__PASSAGE TO READ__:
About neuroscience and music (mainly classical). Exploring the relationship of music and the brain based on experience of two careers.

August 28, 2014

Rachmaninov: All-Night Vigil (Vespers)


There may be a reason you never heard--or heard of--Rachmaninov's Vespers, and for the unusual difficulty I had finding out about it to prepare for my pre-concert talk on Sept 7, when Choral Arts Philadelphia will sing Vespers in the Playhouse by candlelight. Inna Lobanova-Heasley, a native Russian and singer with Choral Arts explains:
During my first 24 years of life in the Soviet Russia, having studied classical music and its history at a full-time music school for eight years, I had no idea about the existence of the Vespers or any other sacred music by any other composer whatsoever! This is how well this information was locked away from public eye in the Soviet Union.  
(Link to blog post with musical clip below)
We talked about how Christianity was brought to Russia almost two millennia ago, its liturgy, primarily by St. John Chrysostom, entirely in song (June 29). Though Rachmaninov avoided affiliation with the established church, he was not an irreligious man and church music and ritual were powerful influences on his life. "Vespers" is an English translation of the original Vsenoshchnoye bdeniye, literally "All-Night Vigil," music for a night-long service celebrated in Russian monasteries and, on the eves of holy days, in Russian Orthodox churches.

The text contains Russian Orthodox versions of Latin hymns familiar to Westerners, including the Gloria in excelsis, Ave Maria, the Magnificat and the Nunc dimittis. As in the Latin Vespers service, the source of most of the text is the Book of Psalms and the Gospels. Several sections come from age-old Znamenny chants, traditional monophonic songs known from the first consistently identifiable znamenniy (signs) by which Russian sacred music was notated, the chants dating back at least to the fifteenth century and probably earlier. Others are based on what the Russian church calls Greek chant, a seventeenth-century refinement involving the use of one-note recitatives and simple melismas. Two are traditional Kiev chants, with music alternating, in the style of Ukrainian folk music, between recitative and melodic parts. Finally, two songs are designated as troparia, examples of an ancient type of poetic invocation used in Eastern and Russian Orthodox services. (Nick Jones)

Rachmaninov wrote the Vespers in 1915 when at the height of his powers at age 42 according to the church tradition of unaccompanied voices. After his escape from the revolution in 1917 with his family on an open sled to Helsinki, he felt that he had lost some of his creativity. He became a touring virtuoso pianist playing is own compositions (like "Rach 1, 2, and 3" concertos), and living in Hollywood, probably experiencing new kinds of All-Night Vigils.

__WORK TO COMPLETE__:
1) For the post on Rachmaninov's Vespers, decide whether each statement agrees with it: (a) Rachmaninov composed the Vespers in 1915, at age 42; (b) the Vespers call for orchestral accompaniment; (c) two sections of the Vespers are traditional Kiev chants. Answer yes or no for each and quote the deciding words.
2) From the post on Rachmaninov's Vespers, extract the passage starting with "August 28, 2014" and going on through "musical clip below)".

__PROVIDED INFORMATION__:
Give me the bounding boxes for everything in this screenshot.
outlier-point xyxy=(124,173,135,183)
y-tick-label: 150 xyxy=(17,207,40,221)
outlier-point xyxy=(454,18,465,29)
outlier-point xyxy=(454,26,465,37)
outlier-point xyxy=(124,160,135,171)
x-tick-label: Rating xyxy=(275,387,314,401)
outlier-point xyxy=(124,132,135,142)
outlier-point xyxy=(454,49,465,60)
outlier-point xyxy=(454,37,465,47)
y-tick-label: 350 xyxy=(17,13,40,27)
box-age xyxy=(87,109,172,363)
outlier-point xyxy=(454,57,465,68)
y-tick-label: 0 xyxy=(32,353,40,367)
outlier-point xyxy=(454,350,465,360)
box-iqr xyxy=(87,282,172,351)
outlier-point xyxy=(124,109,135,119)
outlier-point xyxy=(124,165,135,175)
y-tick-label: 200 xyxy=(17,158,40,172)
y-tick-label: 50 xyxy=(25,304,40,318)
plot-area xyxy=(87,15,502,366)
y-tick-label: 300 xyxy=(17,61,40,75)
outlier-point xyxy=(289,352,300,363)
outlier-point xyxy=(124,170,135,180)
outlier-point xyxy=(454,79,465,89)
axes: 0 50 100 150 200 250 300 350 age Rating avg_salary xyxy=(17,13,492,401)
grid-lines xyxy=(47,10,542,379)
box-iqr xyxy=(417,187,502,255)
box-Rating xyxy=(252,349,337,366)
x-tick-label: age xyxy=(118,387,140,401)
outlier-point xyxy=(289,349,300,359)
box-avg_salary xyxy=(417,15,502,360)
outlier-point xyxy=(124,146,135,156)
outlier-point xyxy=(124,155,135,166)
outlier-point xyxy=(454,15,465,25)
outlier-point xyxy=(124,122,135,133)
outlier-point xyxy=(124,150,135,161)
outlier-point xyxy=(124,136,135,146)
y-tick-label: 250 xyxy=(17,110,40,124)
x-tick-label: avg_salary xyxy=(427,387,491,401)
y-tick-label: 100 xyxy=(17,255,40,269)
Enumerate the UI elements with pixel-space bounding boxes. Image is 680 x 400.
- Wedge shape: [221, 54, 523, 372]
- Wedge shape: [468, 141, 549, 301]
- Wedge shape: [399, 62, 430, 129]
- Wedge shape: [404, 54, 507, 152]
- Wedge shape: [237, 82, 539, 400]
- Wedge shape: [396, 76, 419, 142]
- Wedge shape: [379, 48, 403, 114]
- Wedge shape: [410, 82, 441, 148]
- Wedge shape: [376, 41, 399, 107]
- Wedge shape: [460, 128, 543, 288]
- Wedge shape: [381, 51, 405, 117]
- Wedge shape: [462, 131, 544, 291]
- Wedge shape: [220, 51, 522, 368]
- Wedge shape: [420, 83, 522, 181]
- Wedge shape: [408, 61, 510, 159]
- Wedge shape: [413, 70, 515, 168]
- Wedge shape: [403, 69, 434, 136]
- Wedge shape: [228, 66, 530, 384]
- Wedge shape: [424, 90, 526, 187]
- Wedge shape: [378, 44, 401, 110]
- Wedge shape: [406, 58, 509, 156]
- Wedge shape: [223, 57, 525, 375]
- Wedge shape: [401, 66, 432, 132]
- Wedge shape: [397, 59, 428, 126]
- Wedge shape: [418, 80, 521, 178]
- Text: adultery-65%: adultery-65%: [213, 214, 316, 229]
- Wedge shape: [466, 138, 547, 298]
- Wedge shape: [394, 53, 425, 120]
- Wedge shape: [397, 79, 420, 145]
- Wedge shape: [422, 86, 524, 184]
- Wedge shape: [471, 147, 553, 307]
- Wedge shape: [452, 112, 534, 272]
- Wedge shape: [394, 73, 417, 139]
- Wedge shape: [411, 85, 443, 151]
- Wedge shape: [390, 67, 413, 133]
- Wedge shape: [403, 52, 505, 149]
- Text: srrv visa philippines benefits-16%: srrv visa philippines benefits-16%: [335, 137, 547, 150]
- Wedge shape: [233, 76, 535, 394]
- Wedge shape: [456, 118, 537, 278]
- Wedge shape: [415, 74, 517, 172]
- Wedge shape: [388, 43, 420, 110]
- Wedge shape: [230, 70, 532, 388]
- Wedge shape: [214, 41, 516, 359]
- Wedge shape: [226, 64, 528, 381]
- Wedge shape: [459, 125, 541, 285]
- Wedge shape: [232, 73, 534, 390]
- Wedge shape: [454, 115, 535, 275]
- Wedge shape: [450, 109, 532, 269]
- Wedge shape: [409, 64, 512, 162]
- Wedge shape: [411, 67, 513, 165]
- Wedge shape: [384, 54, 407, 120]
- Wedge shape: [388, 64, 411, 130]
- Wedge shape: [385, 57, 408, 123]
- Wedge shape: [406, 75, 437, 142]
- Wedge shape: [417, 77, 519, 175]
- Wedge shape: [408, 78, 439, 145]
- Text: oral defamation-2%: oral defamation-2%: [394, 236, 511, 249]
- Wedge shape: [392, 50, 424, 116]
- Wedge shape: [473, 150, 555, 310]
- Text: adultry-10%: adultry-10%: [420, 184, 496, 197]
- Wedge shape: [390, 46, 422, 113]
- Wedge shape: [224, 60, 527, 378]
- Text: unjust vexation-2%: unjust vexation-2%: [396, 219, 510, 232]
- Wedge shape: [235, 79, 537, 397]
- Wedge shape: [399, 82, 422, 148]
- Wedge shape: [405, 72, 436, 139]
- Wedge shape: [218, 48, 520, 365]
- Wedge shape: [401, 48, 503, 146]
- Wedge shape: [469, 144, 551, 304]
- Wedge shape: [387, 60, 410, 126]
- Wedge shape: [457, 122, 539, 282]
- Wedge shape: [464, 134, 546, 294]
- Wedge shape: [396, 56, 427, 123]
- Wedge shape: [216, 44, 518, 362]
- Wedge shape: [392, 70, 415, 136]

__TASK-BY-TASK SOLUTIONS__:
1)
(a) Yes: "Rachmaninov wrote the Vespers in 1915 when at the height of his powers at age 42"
(b) No: "according to the church tradition of unaccompanied voices"
(c) Yes: "Two are traditional Kiev chants"

2)
August 28, 2014

Rachmaninov: All-Night Vigil (Vespers)


There may be a reason you never heard--or heard of--Rachmaninov's Vespers, and for the unusual difficulty I had finding out about it to prepare for my pre-concert talk on Sept 7, when Choral Arts Philadelphia will sing Vespers in the Playhouse by candlelight. Inna Lobanova-Heasley, a native Russian and singer with Choral Arts explains:
During my first 24 years of life in the Soviet Russia, having studied classical music and its history at a full-time music school for eight years, I had no idea about the existence of the Vespers or any other sacred music by any other composer whatsoever! This is how well this information was locked away from public eye in the Soviet Union.  
(Link to blog post with musical clip below)